▶ CONSIGNES:
a - Recopiez le passage de l'article sur la collection Gori compris entre "Par Frédéric Bonnet" et "empli de sculptures.", ces deux passages inclus.
b - D'après l'article sur la collection Gori, pourquoi l'invitation faite à cette collection par la Fondation Marguerite et Aimé Maeght paraissait-elle évidente ? Répondez en une à trois phrases.

▶ EXTRAIT DU DOCUMENT:
◇ ◇ ◇ ◇ ◇

Collection

Art environnemental

Par Frédéric Bonnet · Le Journal des Arts

Le 22 mai 2012 - 661 mots

SAINT-PAUL-DE-VENCE - S’il est un endroit où l’invitation faite à la collection Gori paraissait évidente, c’est bien la Fondation Marguerite et Aimé Maeght, à Saint-Paul-de-Vence, qui sans jamais avoir précisément axé son développement sur la problématique des liens entretenus entre nature et art fut édifiée dans un site remarquable, où Miró en son temps imagina un labyrinthe paysager empli de sculptures.

Installé en Toscane, Giuliano Gori acquiert en 1970 la Villa Celle, vaste domaine de 500 ha couvert de terres agricoles, à quelques encablures de Florence. L’homme est déjà collectionneur et a entrepris la réunion d’œuvres modernes et contemporaines attestant d’un goût sûr et affirmé, dont beaucoup interrogent l’espace et la place de la figure, et nombre d’autres, plus abstraites, s’engagent volontiers vers des perspectives cosmiques et immatérielles. De ces travaux adoptant un format « traditionnel », dans le sens où ils doivent être conservés dans un intérieur, une belle sélection est donnée à voir ici, italienne pour une grande part, mais pas seulement.

Si le collectionneur a, en 1974, cédé à la tendance de l’époque en se faisant tirer le portrait par Andy Warhol, beaucoup de créations s’annoncent plus intéressantes. À commencer par ces réflexions sur la surface et la texture, ouvrant la voie à des explorations plus mentales que l’on retrouve dans un tableau en bois d’Alberto Burri (Grande legno, 1958) ou une époustouflante toile d’Emilio Vedova (Nello Studio, 1956) confrontés à un étonnant collage de James Rosenquist incorporant papiers et miroir (Astronomical Blackboard, 1977). Ailleurs, Giaccomo Balla dialogue avec Magritte, De Chirico et Alberto Savinio. Quatre des artistes que le collectionneur a accompagnés dans la durée font en outre l’objet de salles dédiées. Parmi ceux-ci Robert Morris, avec en particulier ses œuvres en bronze évoquant un au-delà, et Fausto Melotti, sur lequel il faudra bien un jour qu’un musée français se penche sérieusement. Du très solide donc !

◇ ◇ ◇ ◇ ◇

[Enregistrements tirés d'une collection]

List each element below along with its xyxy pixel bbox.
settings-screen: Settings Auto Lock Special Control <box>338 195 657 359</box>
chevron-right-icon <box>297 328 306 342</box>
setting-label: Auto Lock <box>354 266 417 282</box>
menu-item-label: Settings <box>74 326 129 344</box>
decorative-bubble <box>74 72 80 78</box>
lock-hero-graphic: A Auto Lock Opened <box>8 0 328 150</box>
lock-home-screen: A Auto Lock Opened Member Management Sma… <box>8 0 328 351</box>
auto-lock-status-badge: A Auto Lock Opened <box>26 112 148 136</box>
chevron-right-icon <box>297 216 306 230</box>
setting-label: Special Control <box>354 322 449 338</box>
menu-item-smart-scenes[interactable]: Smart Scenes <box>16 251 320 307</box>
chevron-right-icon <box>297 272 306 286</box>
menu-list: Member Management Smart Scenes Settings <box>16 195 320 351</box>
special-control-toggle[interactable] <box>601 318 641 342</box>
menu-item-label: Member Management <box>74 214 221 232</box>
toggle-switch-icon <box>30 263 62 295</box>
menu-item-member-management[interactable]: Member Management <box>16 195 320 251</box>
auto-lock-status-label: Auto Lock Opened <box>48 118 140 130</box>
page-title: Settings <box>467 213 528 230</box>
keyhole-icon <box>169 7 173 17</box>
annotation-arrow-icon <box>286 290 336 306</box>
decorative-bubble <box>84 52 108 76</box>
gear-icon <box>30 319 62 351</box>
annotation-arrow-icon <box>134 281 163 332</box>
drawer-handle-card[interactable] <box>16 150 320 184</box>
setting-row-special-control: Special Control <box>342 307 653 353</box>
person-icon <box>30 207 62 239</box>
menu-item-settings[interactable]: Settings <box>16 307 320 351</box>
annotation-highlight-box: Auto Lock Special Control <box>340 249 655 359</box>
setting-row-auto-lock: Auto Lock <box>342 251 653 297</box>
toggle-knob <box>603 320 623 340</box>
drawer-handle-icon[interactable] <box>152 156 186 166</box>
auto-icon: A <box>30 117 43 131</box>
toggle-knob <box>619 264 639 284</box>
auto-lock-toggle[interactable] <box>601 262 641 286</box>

◇ ◇ ◇ ◇ ◇

▶ RÉPONSES PAR CONSIGNE:
a -
Par Frédéric Bonnet · Le Journal des Arts

Le 22 mai 2012 - 661 mots

SAINT-PAUL-DE-VENCE - S’il est un endroit où l’invitation faite à la collection Gori paraissait évidente, c’est bien la Fondation Marguerite et Aimé Maeght, à Saint-Paul-de-Vence, qui sans jamais avoir précisément axé son développement sur la problématique des liens entretenus entre nature et art fut édifiée dans un site remarquable, où Miró en son temps imagina un labyrinthe paysager empli de sculptures.

b - L'invitation paraissait évidente parce que la fondation a été édifiée dans un site remarquable. Miró y imagina en son temps un labyrinthe paysager empli de sculptures. C'est le cas même si la fondation n'a jamais axé son développement sur les liens entre nature et art.